## begin RECORD LIST

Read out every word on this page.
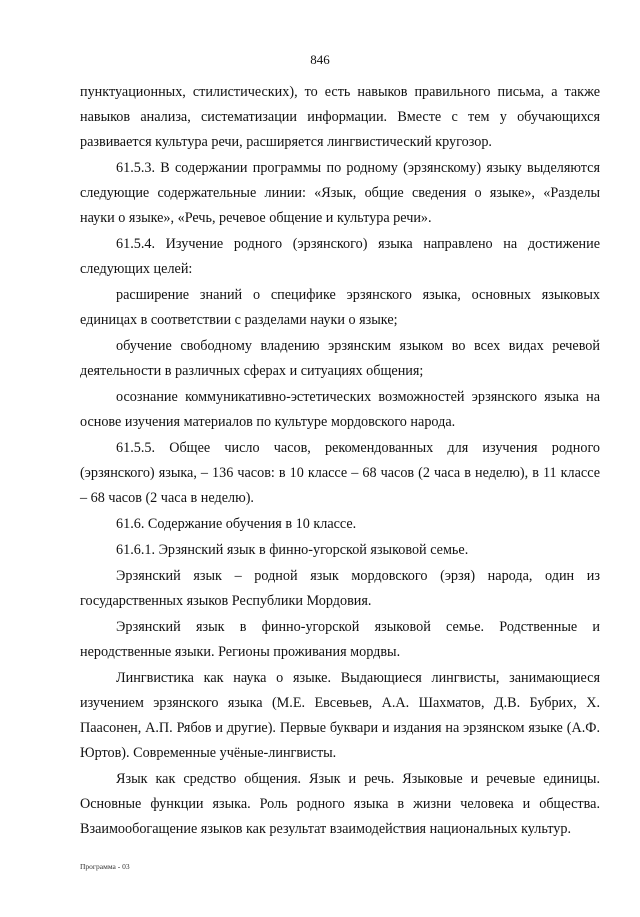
846

пунктуационных, стилистических), то есть навыков правильного письма, а также навыков анализа, систематизации информации. Вместе с тем у обучающихся развивается культура речи, расширяется лингвистический кругозор.

61.5.3. В содержании программы по родному (эрзянскому) языку выделяются следующие содержательные линии: «Язык, общие сведения о языке», «Разделы науки о языке», «Речь, речевое общение и культура речи».

61.5.4. Изучение родного (эрзянского) языка направлено на достижение следующих целей:

расширение знаний о специфике эрзянского языка, основных языковых единицах в соответствии с разделами науки о языке;

обучение свободному владению эрзянским языком во всех видах речевой деятельности в различных сферах и ситуациях общения;

осознание коммуникативно-эстетических возможностей эрзянского языка на основе изучения материалов по культуре мордовского народа.

61.5.5. Общее число часов, рекомендованных для изучения родного (эрзянского) языка, – 136 часов: в 10 классе – 68 часов (2 часа в неделю), в 11 классе – 68 часов (2 часа в неделю).

61.6. Содержание обучения в 10 классе.

61.6.1. Эрзянский язык в финно-угорской языковой семье.

Эрзянский язык – родной язык мордовского (эрзя) народа, один из государственных языков Республики Мордовия.

Эрзянский язык в финно-угорской языковой семье. Родственные и неродственные языки. Регионы проживания мордвы.

Лингвистика как наука о языке. Выдающиеся лингвисты, занимающиеся изучением эрзянского языка (М.Е. Евсевьев, А.А. Шахматов, Д.В. Бубрих, Х. Паасонен, А.П. Рябов и другие). Первые буквари и издания на эрзянском языке (А.Ф. Юртов). Современные учёные-лингвисты.

Язык как средство общения. Язык и речь. Языковые и речевые единицы. Основные функции языка. Роль родного языка в жизни человека и общества. Взаимообогащение языков как результат взаимодействия национальных культур.

Программа - 03
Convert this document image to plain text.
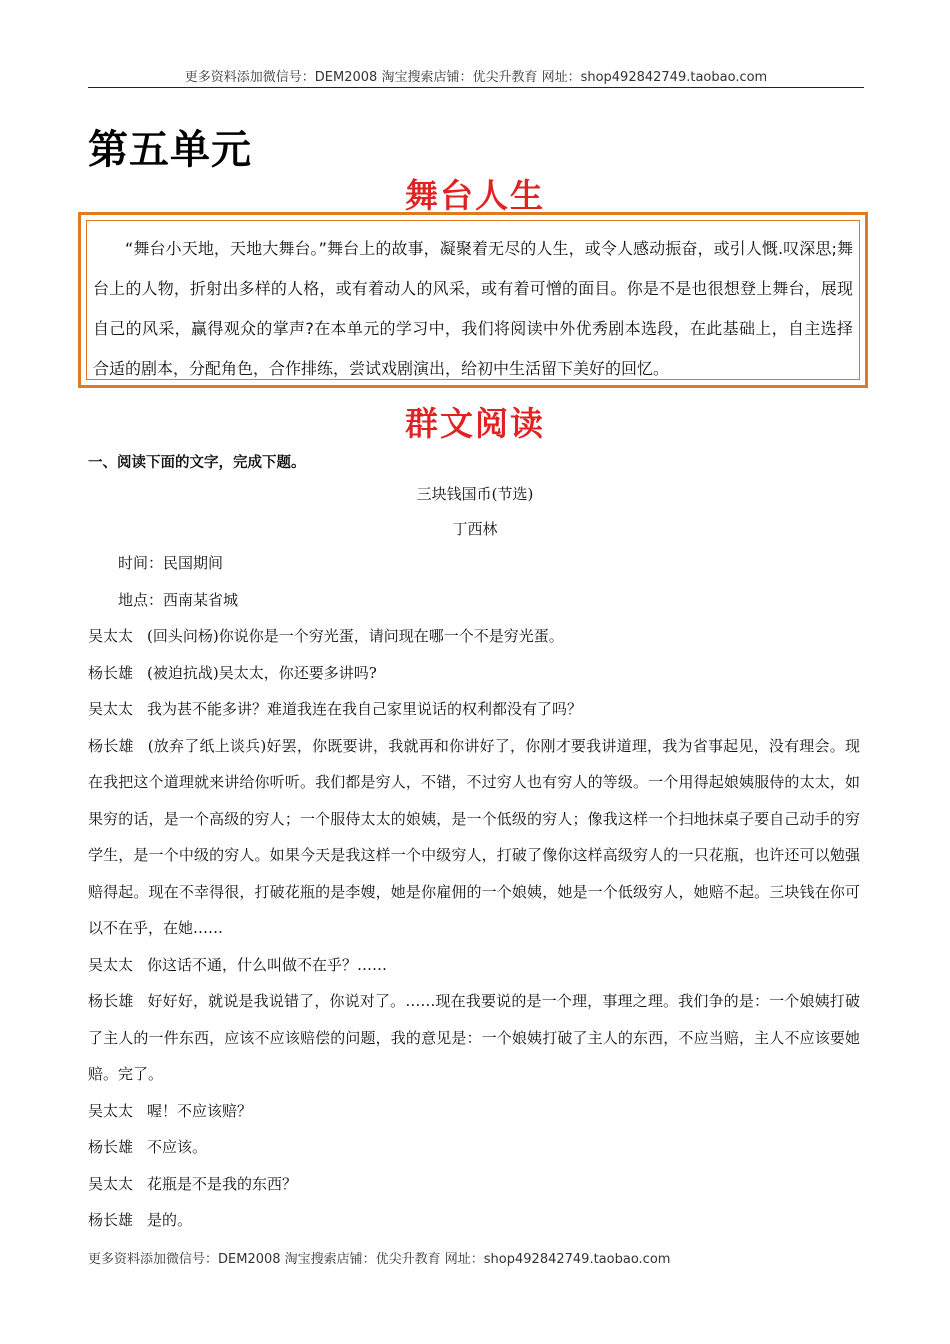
更多资料添加微信号：DEM2008 淘宝搜索店铺：优尖升教育 网址：shop492842749.taobao.com
第五单元
舞台人生

“舞台小天地，天地大舞台。”舞台上的故事，凝聚着无尽的人生，或令人感动振奋，或引人慨.叹深思;舞台上的人物，折射出多样的人格，或有着动人的风采，或有着可憎的面目。你是不是也很想登上舞台，展现自己的风采，赢得观众的掌声?在本单元的学习中，我们将阅读中外优秀剧本选段，在此基础上，自主选择合适的剧本，分配角色，合作排练，尝试戏剧演出，给初中生活留下美好的回忆。

群文阅读
一、阅读下面的文字，完成下题。
三块钱国币(节选)
丁西林

时间：民国期间

地点：西南某省城

吴太太 (回头问杨)你说你是一个穷光蛋，请问现在哪一个不是穷光蛋。

杨长雄 (被迫抗战)吴太太，你还要多讲吗?

吴太太 我为甚不能多讲？难道我连在我自己家里说话的权利都没有了吗？

杨长雄 (放弃了纸上谈兵)好罢，你既要讲，我就再和你讲好了，你刚才要我讲道理，我为省事起见，没有理会。现在我把这个道理就来讲给你听听。我们都是穷人，不错，不过穷人也有穷人的等级。一个用得起娘姨服侍的太太，如果穷的话，是一个高级的穷人；一个服侍太太的娘姨，是一个低级的穷人；像我这样一个扫地抹桌子要自己动手的穷学生，是一个中级的穷人。如果今天是我这样一个中级穷人，打破了像你这样高级穷人的一只花瓶，也许还可以勉强赔得起。现在不幸得很，打破花瓶的是李嫂，她是你雇佣的一个娘姨，她是一个低级穷人，她赔不起。三块钱在你可以不在乎，在她……

吴太太 你这话不通，什么叫做不在乎？……

杨长雄 好好好，就说是我说错了，你说对了。……现在我要说的是一个理，事理之理。我们争的是：一个娘姨打破了主人的一件东西，应该不应该赔偿的问题，我的意见是：一个娘姨打破了主人的东西，不应当赔，主人不应该要她赔。完了。

吴太太 喔！不应该赔？

杨长雄 不应该。

吴太太 花瓶是不是我的东西？

杨长雄 是的。

更多资料添加微信号：DEM2008 淘宝搜索店铺：优尖升教育 网址：shop492842749.taobao.com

## end RECORD LIST

**TASK STATEMENT**
Find the line with "Convert this document image to plain text." in the listing and extract it and all lines after it through the end, exactly, without the pictures.

**ANSWER FOR THIS EXERCISE**
Convert this document image to plain text.
更多资料添加微信号：DEM2008 淘宝搜索店铺：优尖升教育 网址：shop492842749.taobao.com
第五单元
舞台人生

“舞台小天地，天地大舞台。”舞台上的故事，凝聚着无尽的人生，或令人感动振奋，或引人慨.叹深思;舞台上的人物，折射出多样的人格，或有着动人的风采，或有着可憎的面目。你是不是也很想登上舞台，展现自己的风采，赢得观众的掌声?在本单元的学习中，我们将阅读中外优秀剧本选段，在此基础上，自主选择合适的剧本，分配角色，合作排练，尝试戏剧演出，给初中生活留下美好的回忆。

群文阅读
一、阅读下面的文字，完成下题。
三块钱国币(节选)
丁西林

时间：民国期间

地点：西南某省城

吴太太 (回头问杨)你说你是一个穷光蛋，请问现在哪一个不是穷光蛋。

杨长雄 (被迫抗战)吴太太，你还要多讲吗?

吴太太 我为甚不能多讲？难道我连在我自己家里说话的权利都没有了吗？

杨长雄 (放弃了纸上谈兵)好罢，你既要讲，我就再和你讲好了，你刚才要我讲道理，我为省事起见，没有理会。现在我把这个道理就来讲给你听听。我们都是穷人，不错，不过穷人也有穷人的等级。一个用得起娘姨服侍的太太，如果穷的话，是一个高级的穷人；一个服侍太太的娘姨，是一个低级的穷人；像我这样一个扫地抹桌子要自己动手的穷学生，是一个中级的穷人。如果今天是我这样一个中级穷人，打破了像你这样高级穷人的一只花瓶，也许还可以勉强赔得起。现在不幸得很，打破花瓶的是李嫂，她是你雇佣的一个娘姨，她是一个低级穷人，她赔不起。三块钱在你可以不在乎，在她……

吴太太 你这话不通，什么叫做不在乎？……

杨长雄 好好好，就说是我说错了，你说对了。……现在我要说的是一个理，事理之理。我们争的是：一个娘姨打破了主人的一件东西，应该不应该赔偿的问题，我的意见是：一个娘姨打破了主人的东西，不应当赔，主人不应该要她赔。完了。

吴太太 喔！不应该赔？

杨长雄 不应该。

吴太太 花瓶是不是我的东西？

杨长雄 是的。

更多资料添加微信号：DEM2008 淘宝搜索店铺：优尖升教育 网址：shop492842749.taobao.com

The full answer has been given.